WHAT THIS EXERCISE ASKS –
**A.** According to the text about Monroe, Wisconsin, what was the town's population in the 2020 census?
**B.** Summarize the text about Monroe, Wisconsin in two sentences.

GIVEN TEXT –
There is another Town of Monroe and the City of Monroe in Green County, Wisconsin.

Monroe is a town in Adams County in the U.S. state of Wisconsin. The population was 391 as of the 2020 census, slightly down from 398 as of the 2010 census. The unincorporated community of Monroe Center is located in the town.

==Geography==
Monroe is located in northwestern Adams County, along Petenwell Lake, a large reservoir on the Wisconsin River. According to the United States Census Bureau, the town has a total area of 99.6 sqkm, of which 56.7 sqkm is land and 42.9 sqkm, or 43.11%, is water.

(Collected data entries)
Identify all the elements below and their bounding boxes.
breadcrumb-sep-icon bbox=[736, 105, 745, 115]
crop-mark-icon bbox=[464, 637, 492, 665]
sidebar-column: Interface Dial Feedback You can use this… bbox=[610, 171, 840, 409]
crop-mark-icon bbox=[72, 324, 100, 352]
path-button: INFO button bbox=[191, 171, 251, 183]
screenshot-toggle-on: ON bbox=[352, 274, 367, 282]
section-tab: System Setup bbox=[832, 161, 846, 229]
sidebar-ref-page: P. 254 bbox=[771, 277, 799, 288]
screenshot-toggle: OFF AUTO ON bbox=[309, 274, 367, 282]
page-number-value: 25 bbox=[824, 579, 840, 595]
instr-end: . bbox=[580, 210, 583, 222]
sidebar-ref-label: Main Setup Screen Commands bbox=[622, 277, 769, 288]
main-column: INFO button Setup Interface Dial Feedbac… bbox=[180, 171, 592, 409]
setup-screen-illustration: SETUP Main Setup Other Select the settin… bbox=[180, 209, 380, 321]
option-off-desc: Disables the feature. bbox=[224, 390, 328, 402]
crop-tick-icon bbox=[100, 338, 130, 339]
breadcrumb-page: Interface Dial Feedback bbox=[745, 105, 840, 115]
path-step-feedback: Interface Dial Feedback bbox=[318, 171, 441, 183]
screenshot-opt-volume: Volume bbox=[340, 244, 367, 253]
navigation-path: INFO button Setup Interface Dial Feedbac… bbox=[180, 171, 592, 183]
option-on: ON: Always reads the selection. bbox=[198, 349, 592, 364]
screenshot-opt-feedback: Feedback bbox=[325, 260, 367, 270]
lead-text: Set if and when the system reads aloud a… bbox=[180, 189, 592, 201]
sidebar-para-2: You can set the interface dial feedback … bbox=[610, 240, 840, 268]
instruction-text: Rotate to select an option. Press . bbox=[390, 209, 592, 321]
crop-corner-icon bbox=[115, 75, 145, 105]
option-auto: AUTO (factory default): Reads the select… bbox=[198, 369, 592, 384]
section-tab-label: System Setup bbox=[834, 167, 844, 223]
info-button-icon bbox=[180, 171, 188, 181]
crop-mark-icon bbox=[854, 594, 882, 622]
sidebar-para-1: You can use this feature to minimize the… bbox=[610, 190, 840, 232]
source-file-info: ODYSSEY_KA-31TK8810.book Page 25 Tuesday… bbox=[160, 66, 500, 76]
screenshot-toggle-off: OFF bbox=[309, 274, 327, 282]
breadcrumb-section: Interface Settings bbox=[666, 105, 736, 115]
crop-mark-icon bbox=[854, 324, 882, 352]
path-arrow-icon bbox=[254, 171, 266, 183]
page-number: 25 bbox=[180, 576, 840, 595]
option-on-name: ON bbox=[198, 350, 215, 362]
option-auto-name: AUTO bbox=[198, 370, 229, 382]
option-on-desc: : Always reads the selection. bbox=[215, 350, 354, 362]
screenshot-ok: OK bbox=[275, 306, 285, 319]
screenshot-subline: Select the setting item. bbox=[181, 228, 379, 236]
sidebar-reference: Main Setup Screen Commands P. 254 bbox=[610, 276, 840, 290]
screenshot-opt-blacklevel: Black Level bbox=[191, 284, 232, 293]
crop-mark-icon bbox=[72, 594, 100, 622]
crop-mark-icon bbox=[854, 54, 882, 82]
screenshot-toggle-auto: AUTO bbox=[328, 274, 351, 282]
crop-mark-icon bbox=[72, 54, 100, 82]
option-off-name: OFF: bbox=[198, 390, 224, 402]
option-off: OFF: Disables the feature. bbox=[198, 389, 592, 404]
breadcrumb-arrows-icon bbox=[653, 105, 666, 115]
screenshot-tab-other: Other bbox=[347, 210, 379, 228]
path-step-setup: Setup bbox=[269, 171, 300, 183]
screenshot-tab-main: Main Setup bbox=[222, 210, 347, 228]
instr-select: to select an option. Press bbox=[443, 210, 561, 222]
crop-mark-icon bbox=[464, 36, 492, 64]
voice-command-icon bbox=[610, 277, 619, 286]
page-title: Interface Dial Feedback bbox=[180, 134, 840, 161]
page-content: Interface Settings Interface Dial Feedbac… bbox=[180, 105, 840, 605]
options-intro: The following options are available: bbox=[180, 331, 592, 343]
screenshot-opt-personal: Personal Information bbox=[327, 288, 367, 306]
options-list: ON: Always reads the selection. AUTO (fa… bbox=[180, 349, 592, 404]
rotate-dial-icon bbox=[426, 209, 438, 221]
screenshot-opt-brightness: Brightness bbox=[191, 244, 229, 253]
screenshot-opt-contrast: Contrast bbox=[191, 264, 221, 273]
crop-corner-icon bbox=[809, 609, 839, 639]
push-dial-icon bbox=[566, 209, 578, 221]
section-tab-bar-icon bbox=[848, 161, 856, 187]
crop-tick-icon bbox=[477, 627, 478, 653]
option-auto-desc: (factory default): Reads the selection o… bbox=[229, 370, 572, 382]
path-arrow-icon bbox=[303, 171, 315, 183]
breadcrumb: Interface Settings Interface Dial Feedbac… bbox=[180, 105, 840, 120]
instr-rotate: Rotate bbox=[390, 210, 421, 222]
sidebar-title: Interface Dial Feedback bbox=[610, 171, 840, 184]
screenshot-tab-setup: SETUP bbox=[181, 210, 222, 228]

ANSWERS –
**A.** The population was 391 as of the 2020 census.

**B.** Monroe is a town in Adams County, Wisconsin, with a population of 391 in the 2020 census, and it contains the unincorporated community of Monroe Center. It lies in the northwestern part of the county along Petenwell Lake, and of its 99.6 sqkm total area, 42.9 sqkm (43.11%) is water.